Extracts from a graphics dataset:
****************
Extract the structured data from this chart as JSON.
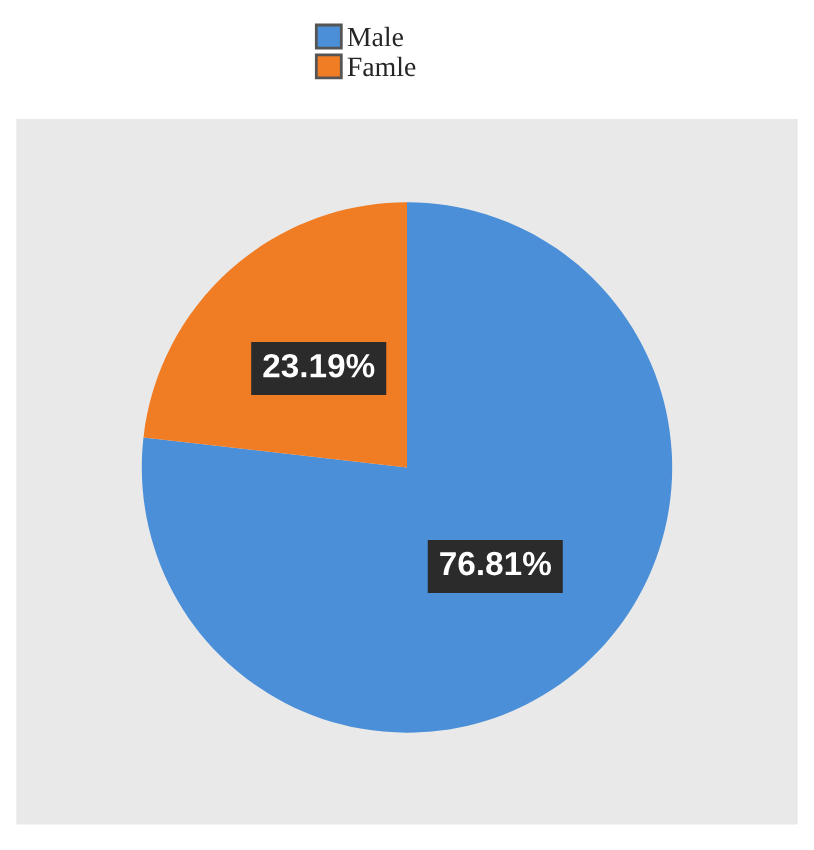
{
  "chart_data": {
    "type": "pie",
    "categories": [
      "Male",
      "Famle"
    ],
    "values": [
      76.81,
      23.19
    ],
    "colors": [
      "#4a8fd8",
      "#f07c23"
    ],
    "value_labels": [
      "76.81%",
      "23.19%"
    ],
    "legend": "top"
  }
}
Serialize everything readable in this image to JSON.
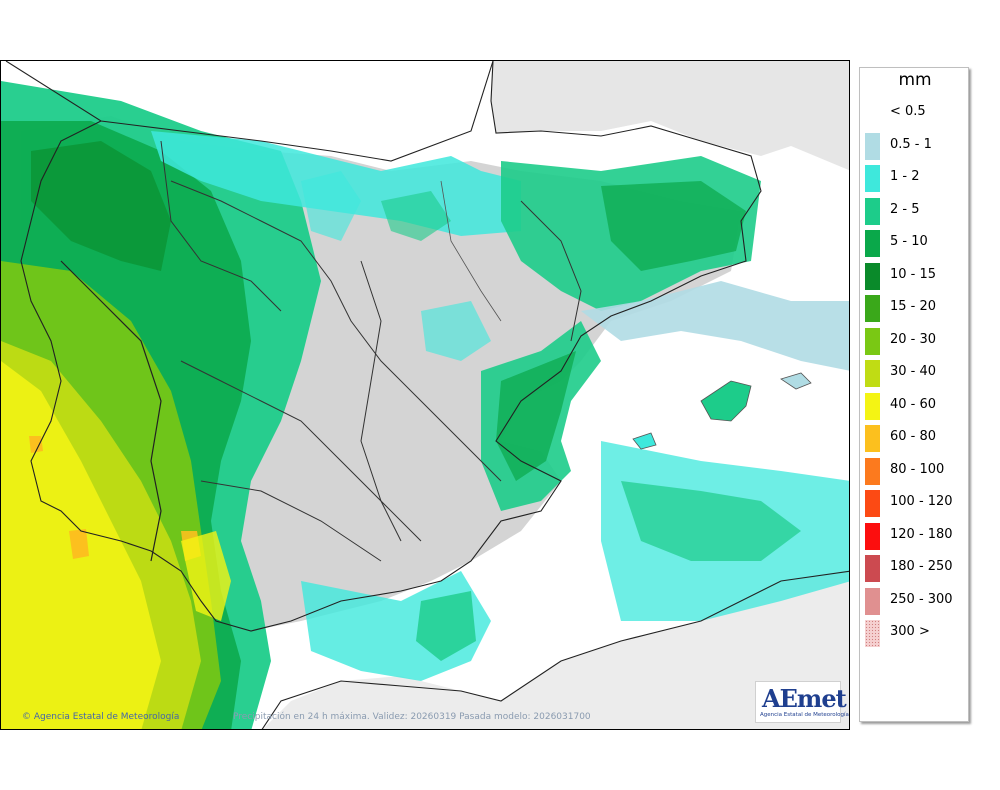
{
  "legend": {
    "unit": "mm",
    "entries": [
      {
        "label": "< 0.5",
        "color": "#ffffff"
      },
      {
        "label": "0.5 - 1",
        "color": "#b0dce4"
      },
      {
        "label": "1 - 2",
        "color": "#3ee8dc"
      },
      {
        "label": "2 - 5",
        "color": "#1dcc8a"
      },
      {
        "label": "5 - 10",
        "color": "#0aa84a"
      },
      {
        "label": "10 - 15",
        "color": "#0a8a2a"
      },
      {
        "label": "15 - 20",
        "color": "#3aa81a"
      },
      {
        "label": "20 - 30",
        "color": "#7ac814"
      },
      {
        "label": "30 - 40",
        "color": "#c0dc14"
      },
      {
        "label": "40 - 60",
        "color": "#f4f414"
      },
      {
        "label": "60 - 80",
        "color": "#fcc01e"
      },
      {
        "label": "80 - 100",
        "color": "#fc7a1e"
      },
      {
        "label": "100 - 120",
        "color": "#fc4a14"
      },
      {
        "label": "120 - 180",
        "color": "#fc0e0e"
      },
      {
        "label": "180 - 250",
        "color": "#cc4a50"
      },
      {
        "label": "250 - 300",
        "color": "#e09090"
      },
      {
        "label": "300 >",
        "color": "#f5d0d0"
      }
    ]
  },
  "footer": {
    "credit": "© Agencia Estatal de Meteorología",
    "validity": "Precipitación en 24 h máxima. Validez: 20260319 Pasada modelo: 2026031700"
  },
  "logo": {
    "word": "AEmet",
    "subtitle": "Agencia Estatal de Meteorología"
  }
}
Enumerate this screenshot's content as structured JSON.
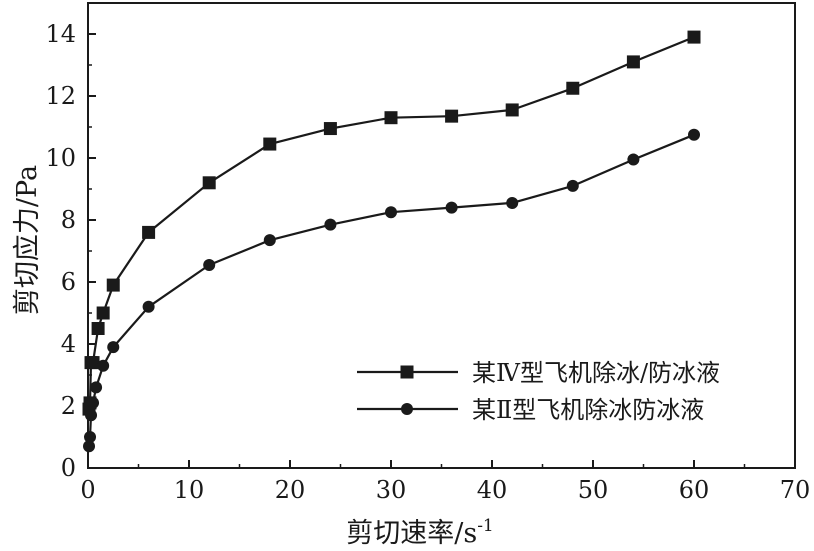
{
  "chart_data": {
    "type": "line",
    "title": "",
    "xlabel": "剪切速率/s",
    "xlabel_sup": "-1",
    "ylabel": "剪切应力/Pa",
    "xlim": [
      0,
      70
    ],
    "ylim": [
      0,
      15
    ],
    "xticks": [
      0,
      10,
      20,
      30,
      40,
      50,
      60,
      70
    ],
    "yticks": [
      0,
      2,
      4,
      6,
      8,
      10,
      12,
      14
    ],
    "grid": false,
    "legend_position": "lower-right",
    "series": [
      {
        "name": "某Ⅳ型飞机除冰/防冰液",
        "marker": "square",
        "color": "#1a1a1a",
        "x": [
          0.1,
          0.2,
          0.3,
          0.5,
          1,
          1.5,
          2.5,
          6,
          12,
          18,
          24,
          30,
          36,
          42,
          48,
          54,
          60
        ],
        "y": [
          1.9,
          2.1,
          3.4,
          3.4,
          4.5,
          5.0,
          5.9,
          7.6,
          9.2,
          10.45,
          10.95,
          11.3,
          11.35,
          11.55,
          12.25,
          13.1,
          13.9
        ]
      },
      {
        "name": "某Ⅱ型飞机除冰防冰液",
        "marker": "circle",
        "color": "#1a1a1a",
        "x": [
          0.1,
          0.2,
          0.3,
          0.5,
          0.8,
          1.5,
          2.5,
          6,
          12,
          18,
          24,
          30,
          36,
          42,
          48,
          54,
          60
        ],
        "y": [
          0.7,
          1.0,
          1.7,
          2.1,
          2.6,
          3.3,
          3.9,
          5.2,
          6.55,
          7.35,
          7.85,
          8.25,
          8.4,
          8.55,
          9.1,
          9.95,
          10.75
        ]
      }
    ]
  }
}
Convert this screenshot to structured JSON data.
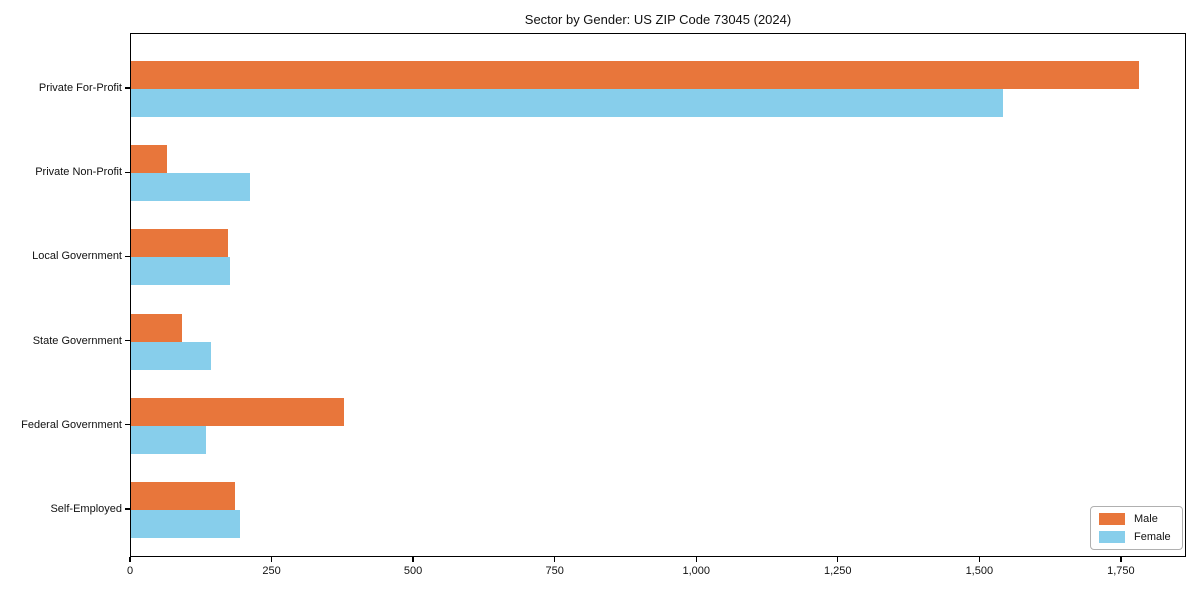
{
  "chart_data": {
    "type": "bar",
    "orientation": "horizontal",
    "title": "Sector by Gender: US ZIP Code 73045 (2024)",
    "xlabel": "",
    "ylabel": "",
    "categories": [
      "Private For-Profit",
      "Private Non-Profit",
      "Local Government",
      "State Government",
      "Federal Government",
      "Self-Employed"
    ],
    "series": [
      {
        "name": "Male",
        "color": "#e8763b",
        "values": [
          1780,
          64,
          171,
          90,
          376,
          184
        ]
      },
      {
        "name": "Female",
        "color": "#87ceeb",
        "values": [
          1540,
          210,
          175,
          141,
          133,
          193
        ]
      }
    ],
    "x_ticks": [
      0,
      250,
      500,
      750,
      1000,
      1250,
      1500,
      1750
    ],
    "x_tick_labels": [
      "0",
      "250",
      "500",
      "750",
      "1,000",
      "1,250",
      "1,500",
      "1,750"
    ],
    "xlim": [
      0,
      1865
    ],
    "grid": false,
    "legend_position": "lower right",
    "plot_border_color": "#000000",
    "background_color": "#ffffff"
  }
}
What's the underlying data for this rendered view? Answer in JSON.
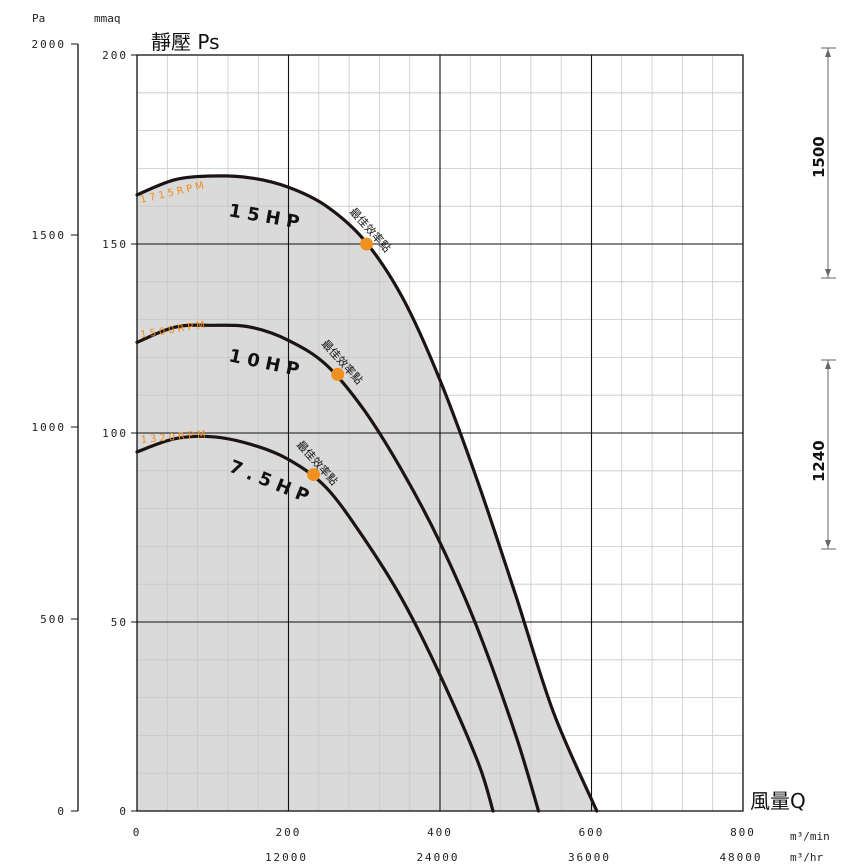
****************
** PROBLEM DETAILS **
Read the entries and pick out all lines that include the word "right".

** ANSWER TO THE PROBLEM **
    "legend_position": "lower-right",
    "legend_position": "lower right",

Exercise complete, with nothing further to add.